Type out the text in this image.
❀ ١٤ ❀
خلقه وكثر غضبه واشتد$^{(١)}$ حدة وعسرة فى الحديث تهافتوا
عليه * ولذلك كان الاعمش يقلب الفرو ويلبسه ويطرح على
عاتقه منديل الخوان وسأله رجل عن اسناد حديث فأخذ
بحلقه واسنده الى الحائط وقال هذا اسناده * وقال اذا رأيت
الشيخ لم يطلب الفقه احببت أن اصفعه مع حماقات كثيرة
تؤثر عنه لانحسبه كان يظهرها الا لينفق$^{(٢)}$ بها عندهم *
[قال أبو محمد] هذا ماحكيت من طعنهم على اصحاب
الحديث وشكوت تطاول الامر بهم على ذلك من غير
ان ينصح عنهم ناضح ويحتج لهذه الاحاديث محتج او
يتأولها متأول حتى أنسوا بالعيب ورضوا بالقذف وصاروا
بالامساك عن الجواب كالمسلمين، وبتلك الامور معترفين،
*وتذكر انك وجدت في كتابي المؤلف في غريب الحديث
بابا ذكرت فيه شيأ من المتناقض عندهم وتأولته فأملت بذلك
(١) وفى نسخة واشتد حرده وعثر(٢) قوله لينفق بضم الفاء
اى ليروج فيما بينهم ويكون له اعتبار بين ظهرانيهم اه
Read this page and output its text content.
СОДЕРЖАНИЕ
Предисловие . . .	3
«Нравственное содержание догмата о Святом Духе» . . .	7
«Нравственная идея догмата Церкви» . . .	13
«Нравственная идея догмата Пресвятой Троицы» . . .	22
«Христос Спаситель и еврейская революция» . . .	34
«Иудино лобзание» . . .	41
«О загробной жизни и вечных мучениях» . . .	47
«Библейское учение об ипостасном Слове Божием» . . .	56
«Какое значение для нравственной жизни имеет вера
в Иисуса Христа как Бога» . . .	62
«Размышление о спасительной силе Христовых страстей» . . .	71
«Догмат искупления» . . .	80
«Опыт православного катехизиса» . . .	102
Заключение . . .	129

WRITTEN REQUEST:
Starting from the line containing "Read this page and output its text content.", repeat each line through the end of the entries, exactly.

FINISHED TASK:
Read this page and output its text content.
СОДЕРЖАНИЕ
Предисловие . . .	3
«Нравственное содержание догмата о Святом Духе» . . .	7
«Нравственная идея догмата Церкви» . . .	13
«Нравственная идея догмата Пресвятой Троицы» . . .	22
«Христос Спаситель и еврейская революция» . . .	34
«Иудино лобзание» . . .	41
«О загробной жизни и вечных мучениях» . . .	47
«Библейское учение об ипостасном Слове Божием» . . .	56
«Какое значение для нравственной жизни имеет вера
в Иисуса Христа как Бога» . . .	62
«Размышление о спасительной силе Христовых страстей» . . .	71
«Догмат искупления» . . .	80
«Опыт православного катехизиса» . . .	102
Заключение . . .	129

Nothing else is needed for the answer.